BEGIN INFORMATION GIVEN

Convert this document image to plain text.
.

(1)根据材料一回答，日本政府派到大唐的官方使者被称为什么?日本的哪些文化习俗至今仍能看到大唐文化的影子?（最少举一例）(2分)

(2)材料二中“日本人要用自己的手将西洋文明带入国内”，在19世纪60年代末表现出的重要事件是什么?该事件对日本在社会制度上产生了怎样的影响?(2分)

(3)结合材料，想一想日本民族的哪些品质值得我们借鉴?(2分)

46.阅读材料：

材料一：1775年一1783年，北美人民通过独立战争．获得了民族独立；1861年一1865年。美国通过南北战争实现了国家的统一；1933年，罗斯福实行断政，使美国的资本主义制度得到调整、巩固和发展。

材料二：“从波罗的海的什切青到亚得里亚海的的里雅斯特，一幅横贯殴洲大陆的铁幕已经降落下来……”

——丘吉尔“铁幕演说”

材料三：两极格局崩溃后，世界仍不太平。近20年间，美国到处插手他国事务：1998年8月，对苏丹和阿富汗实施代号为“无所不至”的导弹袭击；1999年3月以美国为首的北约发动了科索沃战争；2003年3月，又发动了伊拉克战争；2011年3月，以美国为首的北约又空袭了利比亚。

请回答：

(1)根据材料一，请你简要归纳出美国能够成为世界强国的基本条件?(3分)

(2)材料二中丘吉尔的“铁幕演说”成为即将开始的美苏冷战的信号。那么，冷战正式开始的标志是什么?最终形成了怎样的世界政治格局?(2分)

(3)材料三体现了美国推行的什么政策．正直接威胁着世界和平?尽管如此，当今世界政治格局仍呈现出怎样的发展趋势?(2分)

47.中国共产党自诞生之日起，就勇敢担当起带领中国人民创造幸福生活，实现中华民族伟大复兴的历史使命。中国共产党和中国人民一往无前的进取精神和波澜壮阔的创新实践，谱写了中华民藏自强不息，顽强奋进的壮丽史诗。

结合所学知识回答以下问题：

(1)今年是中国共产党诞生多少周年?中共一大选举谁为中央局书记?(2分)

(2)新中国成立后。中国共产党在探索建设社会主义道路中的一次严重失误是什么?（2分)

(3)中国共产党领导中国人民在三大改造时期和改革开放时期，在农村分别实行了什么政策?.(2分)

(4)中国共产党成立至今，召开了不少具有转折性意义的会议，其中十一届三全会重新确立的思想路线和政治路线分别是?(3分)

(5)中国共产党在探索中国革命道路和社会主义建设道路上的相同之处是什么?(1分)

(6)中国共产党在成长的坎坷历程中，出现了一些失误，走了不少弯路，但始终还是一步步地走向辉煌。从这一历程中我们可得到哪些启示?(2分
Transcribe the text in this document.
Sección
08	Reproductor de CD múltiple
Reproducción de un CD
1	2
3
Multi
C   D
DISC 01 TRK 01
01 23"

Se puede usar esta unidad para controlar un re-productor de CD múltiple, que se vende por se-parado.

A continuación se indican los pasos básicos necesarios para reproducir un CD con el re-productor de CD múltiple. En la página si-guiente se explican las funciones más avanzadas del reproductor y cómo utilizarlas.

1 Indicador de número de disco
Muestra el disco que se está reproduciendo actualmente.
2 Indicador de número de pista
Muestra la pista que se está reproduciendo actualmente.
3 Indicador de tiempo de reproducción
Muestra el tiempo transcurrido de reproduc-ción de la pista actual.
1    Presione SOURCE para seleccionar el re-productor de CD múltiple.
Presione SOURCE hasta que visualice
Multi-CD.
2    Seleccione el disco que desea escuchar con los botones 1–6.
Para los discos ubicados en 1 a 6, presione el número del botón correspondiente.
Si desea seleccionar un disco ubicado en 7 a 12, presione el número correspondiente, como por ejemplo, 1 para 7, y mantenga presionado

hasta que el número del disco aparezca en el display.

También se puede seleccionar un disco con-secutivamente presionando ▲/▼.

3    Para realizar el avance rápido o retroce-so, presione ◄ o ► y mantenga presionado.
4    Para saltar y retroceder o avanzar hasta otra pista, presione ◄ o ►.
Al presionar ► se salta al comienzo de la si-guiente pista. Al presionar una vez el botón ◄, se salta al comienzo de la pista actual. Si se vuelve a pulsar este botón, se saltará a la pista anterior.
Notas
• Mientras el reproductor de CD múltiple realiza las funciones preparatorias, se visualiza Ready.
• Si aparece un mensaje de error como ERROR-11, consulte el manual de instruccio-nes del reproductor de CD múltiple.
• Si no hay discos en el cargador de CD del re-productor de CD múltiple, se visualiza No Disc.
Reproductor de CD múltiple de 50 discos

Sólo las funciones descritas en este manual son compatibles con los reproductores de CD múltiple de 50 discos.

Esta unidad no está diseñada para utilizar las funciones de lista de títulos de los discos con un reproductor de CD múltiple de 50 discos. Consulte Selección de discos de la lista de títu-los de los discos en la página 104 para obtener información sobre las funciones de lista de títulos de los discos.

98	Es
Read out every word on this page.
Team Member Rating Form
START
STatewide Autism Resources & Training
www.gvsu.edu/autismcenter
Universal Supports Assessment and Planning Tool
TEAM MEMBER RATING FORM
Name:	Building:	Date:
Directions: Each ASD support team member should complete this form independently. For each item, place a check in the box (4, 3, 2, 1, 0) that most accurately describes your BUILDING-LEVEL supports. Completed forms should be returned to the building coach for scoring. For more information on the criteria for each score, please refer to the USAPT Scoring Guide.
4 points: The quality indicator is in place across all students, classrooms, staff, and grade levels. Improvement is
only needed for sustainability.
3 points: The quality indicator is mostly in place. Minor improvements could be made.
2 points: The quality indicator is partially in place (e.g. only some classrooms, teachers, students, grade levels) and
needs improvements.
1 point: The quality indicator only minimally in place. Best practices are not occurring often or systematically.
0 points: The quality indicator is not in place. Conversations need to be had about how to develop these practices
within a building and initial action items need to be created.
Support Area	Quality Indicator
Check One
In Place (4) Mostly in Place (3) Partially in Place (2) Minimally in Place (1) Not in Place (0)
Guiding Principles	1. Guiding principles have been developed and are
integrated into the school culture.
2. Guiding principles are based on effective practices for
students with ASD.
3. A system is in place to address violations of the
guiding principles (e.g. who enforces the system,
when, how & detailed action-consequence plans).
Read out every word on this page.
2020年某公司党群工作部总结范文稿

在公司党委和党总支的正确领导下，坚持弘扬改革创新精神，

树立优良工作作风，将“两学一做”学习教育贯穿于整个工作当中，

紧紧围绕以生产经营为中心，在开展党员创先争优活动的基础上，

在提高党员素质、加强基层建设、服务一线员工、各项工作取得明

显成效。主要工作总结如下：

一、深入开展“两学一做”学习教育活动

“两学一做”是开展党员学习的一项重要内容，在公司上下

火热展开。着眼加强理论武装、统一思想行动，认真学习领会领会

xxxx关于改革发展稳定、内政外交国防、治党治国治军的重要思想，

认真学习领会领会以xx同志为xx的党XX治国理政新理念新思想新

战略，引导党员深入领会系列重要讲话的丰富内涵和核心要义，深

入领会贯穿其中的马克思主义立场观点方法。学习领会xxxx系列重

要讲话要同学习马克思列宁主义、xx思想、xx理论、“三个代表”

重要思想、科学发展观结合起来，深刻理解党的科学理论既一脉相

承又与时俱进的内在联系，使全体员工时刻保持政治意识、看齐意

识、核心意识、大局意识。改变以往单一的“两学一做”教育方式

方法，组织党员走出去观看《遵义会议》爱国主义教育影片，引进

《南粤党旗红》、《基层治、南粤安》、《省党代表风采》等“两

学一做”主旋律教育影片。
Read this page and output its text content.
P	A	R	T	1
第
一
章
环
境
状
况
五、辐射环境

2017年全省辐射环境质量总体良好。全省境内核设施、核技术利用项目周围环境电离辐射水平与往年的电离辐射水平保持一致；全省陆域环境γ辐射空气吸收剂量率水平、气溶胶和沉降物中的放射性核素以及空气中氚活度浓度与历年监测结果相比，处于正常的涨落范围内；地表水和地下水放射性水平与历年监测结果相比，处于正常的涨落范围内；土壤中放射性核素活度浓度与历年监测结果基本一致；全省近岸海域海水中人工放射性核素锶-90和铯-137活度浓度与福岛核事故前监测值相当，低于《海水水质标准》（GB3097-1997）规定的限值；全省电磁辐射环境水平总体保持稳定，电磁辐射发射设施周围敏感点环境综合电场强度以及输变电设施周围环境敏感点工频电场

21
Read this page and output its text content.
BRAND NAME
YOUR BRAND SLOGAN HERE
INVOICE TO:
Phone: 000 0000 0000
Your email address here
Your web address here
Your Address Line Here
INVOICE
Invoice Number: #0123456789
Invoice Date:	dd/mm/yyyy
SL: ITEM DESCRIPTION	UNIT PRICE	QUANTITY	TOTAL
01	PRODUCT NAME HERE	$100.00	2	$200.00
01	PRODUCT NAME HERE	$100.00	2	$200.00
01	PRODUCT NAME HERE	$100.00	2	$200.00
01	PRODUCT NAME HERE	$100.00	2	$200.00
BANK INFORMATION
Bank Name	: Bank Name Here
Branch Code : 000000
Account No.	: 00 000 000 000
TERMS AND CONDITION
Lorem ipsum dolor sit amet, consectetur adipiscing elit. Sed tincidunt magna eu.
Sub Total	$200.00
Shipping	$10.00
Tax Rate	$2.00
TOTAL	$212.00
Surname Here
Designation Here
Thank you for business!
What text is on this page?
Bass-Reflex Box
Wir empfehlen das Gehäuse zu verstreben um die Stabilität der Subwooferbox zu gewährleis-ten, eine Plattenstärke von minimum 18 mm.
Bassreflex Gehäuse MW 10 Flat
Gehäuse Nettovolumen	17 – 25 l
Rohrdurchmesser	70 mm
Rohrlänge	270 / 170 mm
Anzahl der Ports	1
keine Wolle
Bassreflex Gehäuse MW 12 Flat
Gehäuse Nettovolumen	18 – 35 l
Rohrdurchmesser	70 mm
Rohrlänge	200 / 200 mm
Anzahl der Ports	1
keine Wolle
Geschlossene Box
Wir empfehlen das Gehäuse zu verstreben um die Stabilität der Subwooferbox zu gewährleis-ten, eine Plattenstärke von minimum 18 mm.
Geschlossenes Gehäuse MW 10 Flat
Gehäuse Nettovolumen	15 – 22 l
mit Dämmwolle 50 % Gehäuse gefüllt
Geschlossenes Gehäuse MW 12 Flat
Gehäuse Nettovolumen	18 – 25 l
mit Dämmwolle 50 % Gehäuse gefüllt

END INFORMATION GIVEN

▶ [TASK DIRECTIONS]: Lines in the records that hold the word "hasta" are to be counted; give only the total.

▶ [THE OUTPUT]: 3